— Start —
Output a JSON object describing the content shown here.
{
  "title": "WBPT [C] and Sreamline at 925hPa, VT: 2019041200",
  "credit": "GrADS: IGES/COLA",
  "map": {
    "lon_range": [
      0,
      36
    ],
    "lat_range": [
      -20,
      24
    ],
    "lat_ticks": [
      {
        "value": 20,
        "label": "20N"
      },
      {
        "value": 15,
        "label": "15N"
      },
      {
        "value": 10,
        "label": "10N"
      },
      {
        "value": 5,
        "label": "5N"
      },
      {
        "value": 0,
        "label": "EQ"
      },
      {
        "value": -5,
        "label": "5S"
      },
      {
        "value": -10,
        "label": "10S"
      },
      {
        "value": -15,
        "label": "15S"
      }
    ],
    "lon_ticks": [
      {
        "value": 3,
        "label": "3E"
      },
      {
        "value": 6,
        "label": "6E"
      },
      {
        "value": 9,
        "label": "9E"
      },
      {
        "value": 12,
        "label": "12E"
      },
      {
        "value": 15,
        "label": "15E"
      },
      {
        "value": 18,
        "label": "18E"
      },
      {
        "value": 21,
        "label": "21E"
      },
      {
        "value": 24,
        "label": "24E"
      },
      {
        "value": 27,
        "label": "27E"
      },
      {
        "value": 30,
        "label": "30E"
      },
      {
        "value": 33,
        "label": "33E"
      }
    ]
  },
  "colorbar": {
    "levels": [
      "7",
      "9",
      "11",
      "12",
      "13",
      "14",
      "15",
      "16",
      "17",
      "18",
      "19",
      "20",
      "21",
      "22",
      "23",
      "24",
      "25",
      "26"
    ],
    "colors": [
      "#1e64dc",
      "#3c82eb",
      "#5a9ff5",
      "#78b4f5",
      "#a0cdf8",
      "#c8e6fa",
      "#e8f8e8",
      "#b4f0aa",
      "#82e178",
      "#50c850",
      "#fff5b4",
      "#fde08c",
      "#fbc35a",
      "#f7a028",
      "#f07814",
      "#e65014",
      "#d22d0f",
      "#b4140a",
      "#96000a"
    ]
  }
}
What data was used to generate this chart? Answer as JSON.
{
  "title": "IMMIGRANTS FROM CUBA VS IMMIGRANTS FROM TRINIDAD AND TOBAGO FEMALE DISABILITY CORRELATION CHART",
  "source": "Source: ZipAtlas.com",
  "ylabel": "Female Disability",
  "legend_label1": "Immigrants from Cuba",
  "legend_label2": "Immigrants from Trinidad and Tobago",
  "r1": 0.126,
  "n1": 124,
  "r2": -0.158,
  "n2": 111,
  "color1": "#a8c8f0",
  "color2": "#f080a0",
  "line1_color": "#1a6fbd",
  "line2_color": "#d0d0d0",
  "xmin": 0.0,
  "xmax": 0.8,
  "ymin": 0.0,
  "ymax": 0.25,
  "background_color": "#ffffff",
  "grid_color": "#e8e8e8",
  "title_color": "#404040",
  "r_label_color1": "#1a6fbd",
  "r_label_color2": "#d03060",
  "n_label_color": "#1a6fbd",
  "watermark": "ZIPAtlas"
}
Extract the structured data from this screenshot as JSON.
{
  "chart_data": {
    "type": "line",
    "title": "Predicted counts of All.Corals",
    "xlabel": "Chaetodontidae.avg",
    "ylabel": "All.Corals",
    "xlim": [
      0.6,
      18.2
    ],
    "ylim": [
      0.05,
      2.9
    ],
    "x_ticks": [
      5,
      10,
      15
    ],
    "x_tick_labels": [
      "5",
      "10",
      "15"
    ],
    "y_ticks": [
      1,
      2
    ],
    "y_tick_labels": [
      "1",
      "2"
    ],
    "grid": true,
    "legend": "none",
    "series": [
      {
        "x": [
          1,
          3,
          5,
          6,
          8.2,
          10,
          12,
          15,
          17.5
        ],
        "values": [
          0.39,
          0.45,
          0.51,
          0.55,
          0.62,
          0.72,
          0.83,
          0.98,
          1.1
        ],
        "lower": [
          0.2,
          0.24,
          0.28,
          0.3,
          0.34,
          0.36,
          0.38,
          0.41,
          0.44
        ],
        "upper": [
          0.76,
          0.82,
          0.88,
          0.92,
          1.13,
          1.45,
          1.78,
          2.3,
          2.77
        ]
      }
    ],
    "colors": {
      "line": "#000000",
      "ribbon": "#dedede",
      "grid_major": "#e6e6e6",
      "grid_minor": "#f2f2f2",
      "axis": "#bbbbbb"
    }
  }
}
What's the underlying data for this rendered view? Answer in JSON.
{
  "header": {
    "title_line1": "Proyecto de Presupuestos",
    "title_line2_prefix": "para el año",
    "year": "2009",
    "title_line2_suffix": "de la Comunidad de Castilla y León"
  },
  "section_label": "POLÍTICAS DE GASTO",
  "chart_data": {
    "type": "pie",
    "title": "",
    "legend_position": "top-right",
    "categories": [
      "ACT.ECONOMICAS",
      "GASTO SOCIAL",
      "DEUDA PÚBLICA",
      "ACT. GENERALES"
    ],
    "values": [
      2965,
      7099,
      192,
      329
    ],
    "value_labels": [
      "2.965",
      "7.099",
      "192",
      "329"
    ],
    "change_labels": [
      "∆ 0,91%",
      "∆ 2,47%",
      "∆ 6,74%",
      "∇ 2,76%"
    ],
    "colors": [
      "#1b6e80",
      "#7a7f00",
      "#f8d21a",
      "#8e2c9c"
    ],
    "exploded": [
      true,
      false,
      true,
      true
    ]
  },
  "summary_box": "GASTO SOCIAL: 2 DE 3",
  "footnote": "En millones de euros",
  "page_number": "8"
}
— End —
▸ PROBLEM DESCRIPTION:
Answer with one number: how many lines in the listing hold "ylabel".

▸ ANSWER:
2